The problem:
Records follow. Select each line holding "教职员工以及学生家长".

Given data:
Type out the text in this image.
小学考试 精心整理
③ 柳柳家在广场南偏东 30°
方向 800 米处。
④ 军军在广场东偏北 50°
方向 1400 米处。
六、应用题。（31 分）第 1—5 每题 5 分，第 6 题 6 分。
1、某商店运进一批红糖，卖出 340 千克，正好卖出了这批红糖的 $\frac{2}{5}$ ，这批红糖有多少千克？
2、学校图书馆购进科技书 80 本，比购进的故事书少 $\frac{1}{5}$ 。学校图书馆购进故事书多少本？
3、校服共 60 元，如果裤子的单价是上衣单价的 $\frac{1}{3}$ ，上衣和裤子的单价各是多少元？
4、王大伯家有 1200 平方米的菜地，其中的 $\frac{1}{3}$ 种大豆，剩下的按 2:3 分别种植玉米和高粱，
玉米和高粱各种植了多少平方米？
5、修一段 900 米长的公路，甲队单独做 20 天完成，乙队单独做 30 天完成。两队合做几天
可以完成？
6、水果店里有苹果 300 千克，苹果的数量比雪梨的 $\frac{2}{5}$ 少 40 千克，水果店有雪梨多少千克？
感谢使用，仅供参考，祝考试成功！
...
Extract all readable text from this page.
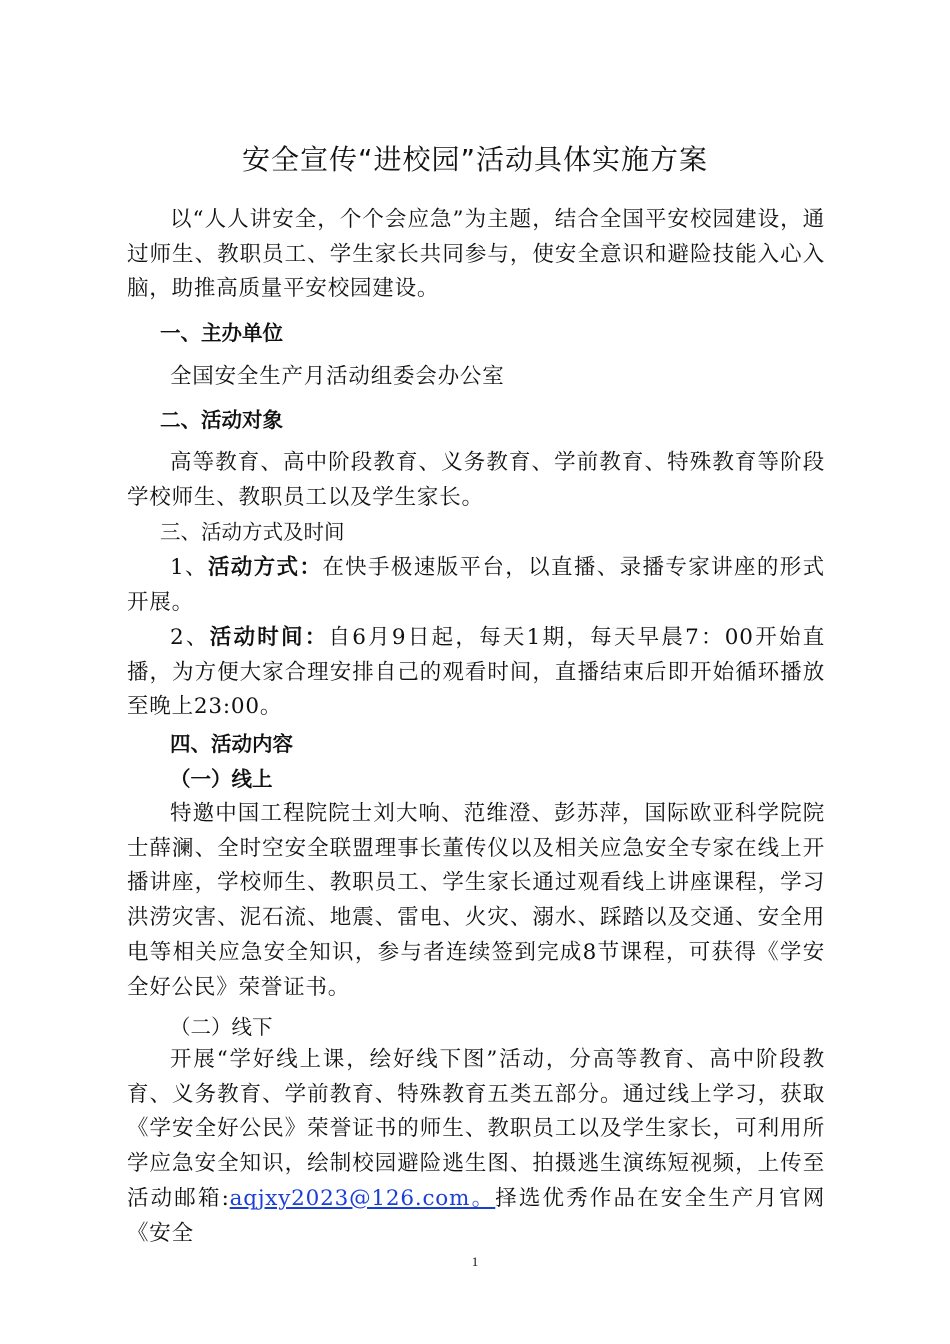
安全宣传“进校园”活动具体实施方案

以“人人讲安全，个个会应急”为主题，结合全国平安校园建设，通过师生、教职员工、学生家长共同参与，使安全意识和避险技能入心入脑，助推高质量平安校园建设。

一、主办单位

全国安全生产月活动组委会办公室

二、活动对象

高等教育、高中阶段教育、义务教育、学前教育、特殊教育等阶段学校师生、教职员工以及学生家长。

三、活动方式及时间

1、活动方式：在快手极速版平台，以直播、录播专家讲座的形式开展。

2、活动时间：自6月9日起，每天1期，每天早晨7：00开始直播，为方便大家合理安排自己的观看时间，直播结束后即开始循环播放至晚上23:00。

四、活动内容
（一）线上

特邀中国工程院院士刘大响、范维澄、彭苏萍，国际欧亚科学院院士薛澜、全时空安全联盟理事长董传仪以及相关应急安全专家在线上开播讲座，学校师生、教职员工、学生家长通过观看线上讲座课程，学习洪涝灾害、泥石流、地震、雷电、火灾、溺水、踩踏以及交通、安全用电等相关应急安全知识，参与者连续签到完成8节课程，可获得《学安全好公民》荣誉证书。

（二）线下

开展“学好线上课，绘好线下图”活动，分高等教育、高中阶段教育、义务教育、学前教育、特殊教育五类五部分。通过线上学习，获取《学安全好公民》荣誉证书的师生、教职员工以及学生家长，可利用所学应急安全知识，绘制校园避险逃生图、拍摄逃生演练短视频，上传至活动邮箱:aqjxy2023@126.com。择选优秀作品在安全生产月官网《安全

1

Task output:
高等教育、高中阶段教育、义务教育、学前教育、特殊教育等阶段学校师生、教职员工以及学生家长。
开展“学好线上课，绘好线下图”活动，分高等教育、高中阶段教育、义务教育、学前教育、特殊教育五类五部分。通过线上学习，获取《学安全好公民》荣誉证书的师生、教职员工以及学生家长，可利用所学应急安全知识，绘制校园避险逃生图、拍摄逃生演练短视频，上传至活动邮箱:aqjxy2023@126.com。择选优秀作品在安全生产月官网《安全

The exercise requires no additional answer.